[Data entries]
** begin **

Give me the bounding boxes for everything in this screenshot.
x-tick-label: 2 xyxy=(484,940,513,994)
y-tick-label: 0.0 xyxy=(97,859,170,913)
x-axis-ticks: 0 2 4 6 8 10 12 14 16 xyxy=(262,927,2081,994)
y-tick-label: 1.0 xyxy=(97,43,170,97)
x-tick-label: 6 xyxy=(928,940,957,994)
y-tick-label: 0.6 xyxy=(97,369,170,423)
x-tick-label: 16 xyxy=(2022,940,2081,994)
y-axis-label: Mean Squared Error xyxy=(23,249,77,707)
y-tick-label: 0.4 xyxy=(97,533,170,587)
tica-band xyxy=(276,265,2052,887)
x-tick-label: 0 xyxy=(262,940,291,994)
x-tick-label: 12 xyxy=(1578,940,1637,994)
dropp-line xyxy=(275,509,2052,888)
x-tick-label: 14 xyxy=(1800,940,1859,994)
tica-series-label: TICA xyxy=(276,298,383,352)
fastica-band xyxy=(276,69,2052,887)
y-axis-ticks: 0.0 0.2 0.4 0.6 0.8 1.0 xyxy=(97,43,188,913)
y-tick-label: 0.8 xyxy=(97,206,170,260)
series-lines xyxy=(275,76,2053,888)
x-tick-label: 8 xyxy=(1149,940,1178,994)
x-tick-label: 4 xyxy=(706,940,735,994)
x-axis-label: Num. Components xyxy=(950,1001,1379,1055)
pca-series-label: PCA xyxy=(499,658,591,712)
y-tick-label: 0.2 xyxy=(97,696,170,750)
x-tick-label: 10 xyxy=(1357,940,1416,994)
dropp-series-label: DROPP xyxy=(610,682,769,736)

** end **

To do
Copy every line of the data entries above word for word.

The response
Give me the bounding boxes for everything in this screenshot.
x-tick-label: 2 xyxy=(484,940,513,994)
y-tick-label: 0.0 xyxy=(97,859,170,913)
x-axis-ticks: 0 2 4 6 8 10 12 14 16 xyxy=(262,927,2081,994)
y-tick-label: 1.0 xyxy=(97,43,170,97)
x-tick-label: 6 xyxy=(928,940,957,994)
y-tick-label: 0.6 xyxy=(97,369,170,423)
x-tick-label: 16 xyxy=(2022,940,2081,994)
y-axis-label: Mean Squared Error xyxy=(23,249,77,707)
y-tick-label: 0.4 xyxy=(97,533,170,587)
tica-band xyxy=(276,265,2052,887)
x-tick-label: 0 xyxy=(262,940,291,994)
x-tick-label: 12 xyxy=(1578,940,1637,994)
dropp-line xyxy=(275,509,2052,888)
x-tick-label: 14 xyxy=(1800,940,1859,994)
tica-series-label: TICA xyxy=(276,298,383,352)
fastica-band xyxy=(276,69,2052,887)
y-axis-ticks: 0.0 0.2 0.4 0.6 0.8 1.0 xyxy=(97,43,188,913)
y-tick-label: 0.8 xyxy=(97,206,170,260)
series-lines xyxy=(275,76,2053,888)
x-tick-label: 8 xyxy=(1149,940,1178,994)
x-tick-label: 4 xyxy=(706,940,735,994)
x-axis-label: Num. Components xyxy=(950,1001,1379,1055)
pca-series-label: PCA xyxy=(499,658,591,712)
y-tick-label: 0.2 xyxy=(97,696,170,750)
x-tick-label: 10 xyxy=(1357,940,1416,994)
dropp-series-label: DROPP xyxy=(610,682,769,736)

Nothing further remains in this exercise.